** START The input **

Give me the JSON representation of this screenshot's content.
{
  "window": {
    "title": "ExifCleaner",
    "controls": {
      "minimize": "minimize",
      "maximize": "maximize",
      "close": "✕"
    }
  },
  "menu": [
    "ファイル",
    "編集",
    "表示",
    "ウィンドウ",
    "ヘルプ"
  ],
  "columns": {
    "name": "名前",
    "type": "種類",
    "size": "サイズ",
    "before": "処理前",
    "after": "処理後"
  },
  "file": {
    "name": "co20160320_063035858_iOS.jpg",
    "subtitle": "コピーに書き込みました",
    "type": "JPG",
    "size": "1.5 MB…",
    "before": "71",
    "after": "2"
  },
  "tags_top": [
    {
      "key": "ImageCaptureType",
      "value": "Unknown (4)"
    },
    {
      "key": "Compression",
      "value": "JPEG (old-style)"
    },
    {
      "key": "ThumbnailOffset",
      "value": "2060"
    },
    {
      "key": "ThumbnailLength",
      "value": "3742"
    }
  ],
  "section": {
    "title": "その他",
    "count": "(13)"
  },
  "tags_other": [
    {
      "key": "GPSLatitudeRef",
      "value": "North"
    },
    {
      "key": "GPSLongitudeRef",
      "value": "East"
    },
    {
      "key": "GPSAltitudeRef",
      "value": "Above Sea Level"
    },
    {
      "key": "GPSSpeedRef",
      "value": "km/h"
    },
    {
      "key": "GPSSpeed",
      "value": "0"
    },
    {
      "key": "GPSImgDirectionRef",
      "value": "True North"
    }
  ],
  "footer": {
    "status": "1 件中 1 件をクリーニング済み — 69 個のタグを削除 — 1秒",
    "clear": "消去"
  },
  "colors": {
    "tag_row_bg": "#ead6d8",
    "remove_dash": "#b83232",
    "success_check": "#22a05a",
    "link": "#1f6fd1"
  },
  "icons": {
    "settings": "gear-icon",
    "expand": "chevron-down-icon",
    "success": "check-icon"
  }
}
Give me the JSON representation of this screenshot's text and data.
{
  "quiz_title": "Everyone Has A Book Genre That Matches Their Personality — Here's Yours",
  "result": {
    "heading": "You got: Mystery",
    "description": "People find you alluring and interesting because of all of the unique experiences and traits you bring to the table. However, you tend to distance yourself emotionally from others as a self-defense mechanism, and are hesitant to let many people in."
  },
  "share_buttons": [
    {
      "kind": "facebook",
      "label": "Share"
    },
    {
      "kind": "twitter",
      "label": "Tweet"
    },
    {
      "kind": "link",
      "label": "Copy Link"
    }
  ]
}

** END The input **

#### [Task]
Return every line above in which the string "label" occurs.

#### [Solution to this exercise]
      "label": "Share"
      "label": "Tweet"
      "label": "Copy Link"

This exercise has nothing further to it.